_Do this:_ A line counts if it contains the word "study" at least once. State how many such lines the records contain, giving the number alone.

_Data supplied:_

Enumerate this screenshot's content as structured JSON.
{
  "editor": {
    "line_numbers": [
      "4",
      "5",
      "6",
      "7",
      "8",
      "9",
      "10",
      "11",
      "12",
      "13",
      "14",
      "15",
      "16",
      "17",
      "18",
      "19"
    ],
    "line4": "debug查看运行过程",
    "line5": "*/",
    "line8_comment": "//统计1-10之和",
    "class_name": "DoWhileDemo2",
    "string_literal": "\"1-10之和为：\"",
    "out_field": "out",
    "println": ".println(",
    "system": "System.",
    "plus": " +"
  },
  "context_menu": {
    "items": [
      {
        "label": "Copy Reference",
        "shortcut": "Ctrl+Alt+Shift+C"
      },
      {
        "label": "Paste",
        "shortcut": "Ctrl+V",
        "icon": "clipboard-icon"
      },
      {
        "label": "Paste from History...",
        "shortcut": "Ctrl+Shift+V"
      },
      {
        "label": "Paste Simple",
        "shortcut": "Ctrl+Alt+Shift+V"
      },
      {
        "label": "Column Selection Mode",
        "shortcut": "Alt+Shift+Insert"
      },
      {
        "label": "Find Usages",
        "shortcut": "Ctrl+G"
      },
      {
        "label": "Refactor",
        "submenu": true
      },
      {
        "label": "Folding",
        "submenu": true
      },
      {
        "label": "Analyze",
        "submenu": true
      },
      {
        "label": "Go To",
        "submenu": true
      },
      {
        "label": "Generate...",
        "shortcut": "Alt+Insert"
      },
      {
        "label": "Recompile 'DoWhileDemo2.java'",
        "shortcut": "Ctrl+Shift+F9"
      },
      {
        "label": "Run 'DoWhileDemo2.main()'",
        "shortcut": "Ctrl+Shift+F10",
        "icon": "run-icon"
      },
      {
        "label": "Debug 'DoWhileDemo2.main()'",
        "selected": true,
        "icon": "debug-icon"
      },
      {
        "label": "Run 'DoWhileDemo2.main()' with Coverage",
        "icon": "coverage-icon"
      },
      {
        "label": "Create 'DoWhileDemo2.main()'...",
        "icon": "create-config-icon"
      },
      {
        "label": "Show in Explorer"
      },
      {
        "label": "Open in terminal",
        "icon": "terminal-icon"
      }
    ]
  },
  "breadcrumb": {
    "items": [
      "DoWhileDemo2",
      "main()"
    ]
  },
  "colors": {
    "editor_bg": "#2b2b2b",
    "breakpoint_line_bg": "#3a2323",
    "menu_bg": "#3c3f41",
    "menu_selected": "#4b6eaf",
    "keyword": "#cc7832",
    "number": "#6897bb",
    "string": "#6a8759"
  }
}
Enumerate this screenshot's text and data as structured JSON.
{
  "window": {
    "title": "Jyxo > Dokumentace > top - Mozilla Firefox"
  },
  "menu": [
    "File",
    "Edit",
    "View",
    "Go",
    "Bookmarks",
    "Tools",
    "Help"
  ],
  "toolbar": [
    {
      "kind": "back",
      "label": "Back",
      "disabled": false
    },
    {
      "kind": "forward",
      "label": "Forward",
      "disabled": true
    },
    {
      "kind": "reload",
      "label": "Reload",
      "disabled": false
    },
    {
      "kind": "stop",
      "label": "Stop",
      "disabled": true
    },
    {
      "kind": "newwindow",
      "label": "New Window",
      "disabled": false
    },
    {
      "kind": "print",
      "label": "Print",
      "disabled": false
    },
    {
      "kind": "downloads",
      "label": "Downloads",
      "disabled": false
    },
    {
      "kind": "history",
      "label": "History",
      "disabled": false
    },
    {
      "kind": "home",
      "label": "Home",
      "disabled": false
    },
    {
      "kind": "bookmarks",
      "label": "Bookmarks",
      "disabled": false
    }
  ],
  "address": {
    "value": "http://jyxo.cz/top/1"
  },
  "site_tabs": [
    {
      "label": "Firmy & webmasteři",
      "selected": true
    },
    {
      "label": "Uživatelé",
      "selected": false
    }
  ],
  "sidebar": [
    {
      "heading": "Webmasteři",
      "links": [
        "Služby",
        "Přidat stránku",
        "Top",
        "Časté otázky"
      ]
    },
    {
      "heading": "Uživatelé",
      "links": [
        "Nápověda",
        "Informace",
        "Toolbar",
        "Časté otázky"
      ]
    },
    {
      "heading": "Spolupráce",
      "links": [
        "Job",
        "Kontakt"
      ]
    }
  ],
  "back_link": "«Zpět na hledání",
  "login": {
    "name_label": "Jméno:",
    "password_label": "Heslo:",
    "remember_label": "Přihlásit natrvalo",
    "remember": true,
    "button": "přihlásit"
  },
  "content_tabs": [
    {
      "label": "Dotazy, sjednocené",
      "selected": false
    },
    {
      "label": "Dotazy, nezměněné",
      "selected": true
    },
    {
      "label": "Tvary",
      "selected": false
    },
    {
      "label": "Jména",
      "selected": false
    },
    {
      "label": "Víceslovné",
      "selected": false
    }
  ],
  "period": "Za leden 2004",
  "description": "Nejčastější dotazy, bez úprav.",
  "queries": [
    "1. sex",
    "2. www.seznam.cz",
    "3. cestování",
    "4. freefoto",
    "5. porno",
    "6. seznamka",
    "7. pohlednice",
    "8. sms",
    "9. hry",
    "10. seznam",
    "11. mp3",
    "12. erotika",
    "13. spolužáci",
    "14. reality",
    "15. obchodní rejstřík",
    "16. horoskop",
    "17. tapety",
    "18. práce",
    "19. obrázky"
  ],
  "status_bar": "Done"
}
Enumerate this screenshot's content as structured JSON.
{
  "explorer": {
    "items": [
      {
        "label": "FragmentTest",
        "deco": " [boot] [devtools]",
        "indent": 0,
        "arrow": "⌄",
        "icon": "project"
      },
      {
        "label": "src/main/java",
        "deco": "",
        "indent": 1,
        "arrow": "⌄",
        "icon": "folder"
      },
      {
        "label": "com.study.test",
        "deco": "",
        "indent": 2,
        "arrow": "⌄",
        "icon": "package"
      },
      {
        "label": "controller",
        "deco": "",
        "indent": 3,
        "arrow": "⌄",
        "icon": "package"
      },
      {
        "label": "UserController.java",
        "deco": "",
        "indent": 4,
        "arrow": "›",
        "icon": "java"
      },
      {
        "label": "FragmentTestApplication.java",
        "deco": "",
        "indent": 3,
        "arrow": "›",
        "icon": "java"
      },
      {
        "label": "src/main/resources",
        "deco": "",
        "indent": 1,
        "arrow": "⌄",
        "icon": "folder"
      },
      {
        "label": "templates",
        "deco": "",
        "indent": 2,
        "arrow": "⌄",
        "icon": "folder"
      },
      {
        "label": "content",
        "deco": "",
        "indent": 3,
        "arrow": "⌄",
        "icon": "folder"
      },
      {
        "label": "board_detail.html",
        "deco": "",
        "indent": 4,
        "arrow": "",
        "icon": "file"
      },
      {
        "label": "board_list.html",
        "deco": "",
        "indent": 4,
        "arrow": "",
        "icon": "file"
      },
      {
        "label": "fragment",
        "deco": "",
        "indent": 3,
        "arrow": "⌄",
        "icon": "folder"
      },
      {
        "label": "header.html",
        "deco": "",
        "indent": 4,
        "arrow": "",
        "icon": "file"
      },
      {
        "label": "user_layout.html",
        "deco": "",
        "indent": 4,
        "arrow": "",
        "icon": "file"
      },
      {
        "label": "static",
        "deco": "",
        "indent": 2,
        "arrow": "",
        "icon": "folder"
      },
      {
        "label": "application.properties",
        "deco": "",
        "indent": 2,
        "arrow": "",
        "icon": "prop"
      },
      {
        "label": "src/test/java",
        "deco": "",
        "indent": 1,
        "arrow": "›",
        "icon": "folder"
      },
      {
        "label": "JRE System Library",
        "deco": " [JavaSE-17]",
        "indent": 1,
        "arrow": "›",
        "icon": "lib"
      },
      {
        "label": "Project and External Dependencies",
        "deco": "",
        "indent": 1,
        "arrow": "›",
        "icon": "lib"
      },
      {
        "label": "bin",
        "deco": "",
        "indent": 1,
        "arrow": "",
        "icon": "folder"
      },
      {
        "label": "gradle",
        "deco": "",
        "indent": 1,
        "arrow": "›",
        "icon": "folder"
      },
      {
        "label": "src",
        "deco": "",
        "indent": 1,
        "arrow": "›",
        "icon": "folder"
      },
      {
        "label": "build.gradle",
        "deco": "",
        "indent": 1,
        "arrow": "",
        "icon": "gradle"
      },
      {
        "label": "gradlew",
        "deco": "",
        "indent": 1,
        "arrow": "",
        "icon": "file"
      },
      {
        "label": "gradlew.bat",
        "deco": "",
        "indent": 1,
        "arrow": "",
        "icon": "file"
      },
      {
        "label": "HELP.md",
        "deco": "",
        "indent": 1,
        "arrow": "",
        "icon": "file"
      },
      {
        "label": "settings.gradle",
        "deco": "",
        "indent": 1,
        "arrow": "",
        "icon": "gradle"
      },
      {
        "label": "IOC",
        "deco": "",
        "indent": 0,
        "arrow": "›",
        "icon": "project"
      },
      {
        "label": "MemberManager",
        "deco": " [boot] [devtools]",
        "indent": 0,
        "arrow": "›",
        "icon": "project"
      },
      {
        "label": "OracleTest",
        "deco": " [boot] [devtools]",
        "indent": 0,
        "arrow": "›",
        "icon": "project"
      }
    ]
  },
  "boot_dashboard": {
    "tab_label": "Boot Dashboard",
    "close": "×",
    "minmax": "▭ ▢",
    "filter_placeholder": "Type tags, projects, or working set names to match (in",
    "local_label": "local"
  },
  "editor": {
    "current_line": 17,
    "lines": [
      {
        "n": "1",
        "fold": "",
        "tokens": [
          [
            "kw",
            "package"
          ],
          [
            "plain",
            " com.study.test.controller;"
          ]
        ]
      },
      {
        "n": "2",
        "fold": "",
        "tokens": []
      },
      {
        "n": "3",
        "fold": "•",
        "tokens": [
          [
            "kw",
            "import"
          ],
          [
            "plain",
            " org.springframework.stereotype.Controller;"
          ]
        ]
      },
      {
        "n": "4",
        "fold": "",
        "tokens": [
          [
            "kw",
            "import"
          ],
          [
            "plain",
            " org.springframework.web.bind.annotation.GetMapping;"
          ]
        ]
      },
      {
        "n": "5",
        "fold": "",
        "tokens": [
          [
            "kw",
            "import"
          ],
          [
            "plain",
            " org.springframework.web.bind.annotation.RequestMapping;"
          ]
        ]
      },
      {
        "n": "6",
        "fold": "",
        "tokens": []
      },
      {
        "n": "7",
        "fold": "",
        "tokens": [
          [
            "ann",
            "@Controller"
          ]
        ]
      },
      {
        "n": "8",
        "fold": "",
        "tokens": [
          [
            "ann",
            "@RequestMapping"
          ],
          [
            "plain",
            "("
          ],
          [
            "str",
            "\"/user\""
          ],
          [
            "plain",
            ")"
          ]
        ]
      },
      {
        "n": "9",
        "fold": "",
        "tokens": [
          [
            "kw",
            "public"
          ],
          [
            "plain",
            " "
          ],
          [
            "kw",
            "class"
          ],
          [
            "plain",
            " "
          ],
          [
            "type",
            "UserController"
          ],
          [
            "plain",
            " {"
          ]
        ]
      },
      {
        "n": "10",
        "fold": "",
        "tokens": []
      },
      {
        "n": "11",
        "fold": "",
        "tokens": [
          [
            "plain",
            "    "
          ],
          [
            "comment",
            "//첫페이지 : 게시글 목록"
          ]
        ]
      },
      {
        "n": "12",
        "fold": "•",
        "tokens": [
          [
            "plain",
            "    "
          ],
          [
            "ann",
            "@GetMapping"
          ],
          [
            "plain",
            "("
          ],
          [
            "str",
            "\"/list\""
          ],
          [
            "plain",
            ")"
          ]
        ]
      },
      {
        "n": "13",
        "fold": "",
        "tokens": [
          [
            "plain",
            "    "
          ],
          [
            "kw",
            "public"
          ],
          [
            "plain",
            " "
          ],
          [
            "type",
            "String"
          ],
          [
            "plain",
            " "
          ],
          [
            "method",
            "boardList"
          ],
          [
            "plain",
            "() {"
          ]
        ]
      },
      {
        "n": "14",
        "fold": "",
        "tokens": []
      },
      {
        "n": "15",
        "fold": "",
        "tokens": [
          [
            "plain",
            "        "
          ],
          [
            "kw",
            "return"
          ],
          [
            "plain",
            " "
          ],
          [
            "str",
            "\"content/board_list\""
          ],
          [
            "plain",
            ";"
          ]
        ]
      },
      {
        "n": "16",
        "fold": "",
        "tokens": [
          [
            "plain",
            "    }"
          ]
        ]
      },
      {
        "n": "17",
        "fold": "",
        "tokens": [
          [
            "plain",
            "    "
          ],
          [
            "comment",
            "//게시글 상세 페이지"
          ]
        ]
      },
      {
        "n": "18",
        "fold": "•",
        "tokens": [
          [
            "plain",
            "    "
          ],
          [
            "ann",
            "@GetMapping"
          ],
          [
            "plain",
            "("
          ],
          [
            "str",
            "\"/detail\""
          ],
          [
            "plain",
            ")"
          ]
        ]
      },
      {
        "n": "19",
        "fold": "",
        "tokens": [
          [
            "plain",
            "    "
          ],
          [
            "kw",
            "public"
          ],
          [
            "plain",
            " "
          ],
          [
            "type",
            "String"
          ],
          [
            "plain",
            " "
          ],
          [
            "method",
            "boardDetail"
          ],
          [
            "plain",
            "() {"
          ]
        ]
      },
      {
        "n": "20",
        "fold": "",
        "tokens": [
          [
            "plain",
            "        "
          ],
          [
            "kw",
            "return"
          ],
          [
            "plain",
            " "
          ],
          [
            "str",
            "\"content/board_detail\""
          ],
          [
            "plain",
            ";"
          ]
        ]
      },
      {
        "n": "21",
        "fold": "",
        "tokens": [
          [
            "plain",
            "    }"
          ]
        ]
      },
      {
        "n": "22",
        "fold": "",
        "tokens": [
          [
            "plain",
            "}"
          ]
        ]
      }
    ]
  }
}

_Result below:_ 2